Problem. Which lines below hold the word "Output"? Report each one.

Record extracts.

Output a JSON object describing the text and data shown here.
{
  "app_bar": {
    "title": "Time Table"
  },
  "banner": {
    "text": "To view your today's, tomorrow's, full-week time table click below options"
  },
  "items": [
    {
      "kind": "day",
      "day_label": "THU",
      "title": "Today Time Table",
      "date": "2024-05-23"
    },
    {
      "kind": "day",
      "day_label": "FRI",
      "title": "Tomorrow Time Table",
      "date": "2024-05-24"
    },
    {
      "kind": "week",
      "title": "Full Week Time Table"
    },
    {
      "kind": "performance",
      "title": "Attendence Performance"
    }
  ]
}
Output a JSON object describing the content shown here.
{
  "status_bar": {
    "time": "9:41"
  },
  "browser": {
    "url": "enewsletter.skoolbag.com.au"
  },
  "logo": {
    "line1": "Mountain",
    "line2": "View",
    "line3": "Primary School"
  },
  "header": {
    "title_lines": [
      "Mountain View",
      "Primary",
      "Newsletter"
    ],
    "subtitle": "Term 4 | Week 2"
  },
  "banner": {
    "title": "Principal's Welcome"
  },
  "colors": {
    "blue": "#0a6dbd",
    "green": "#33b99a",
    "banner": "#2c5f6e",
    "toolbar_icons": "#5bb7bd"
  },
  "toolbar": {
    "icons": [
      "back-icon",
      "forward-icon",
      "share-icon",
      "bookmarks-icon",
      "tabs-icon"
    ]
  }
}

Response to the exercise.
Output a JSON object describing the text and data shown here.
Output a JSON object describing the content shown here.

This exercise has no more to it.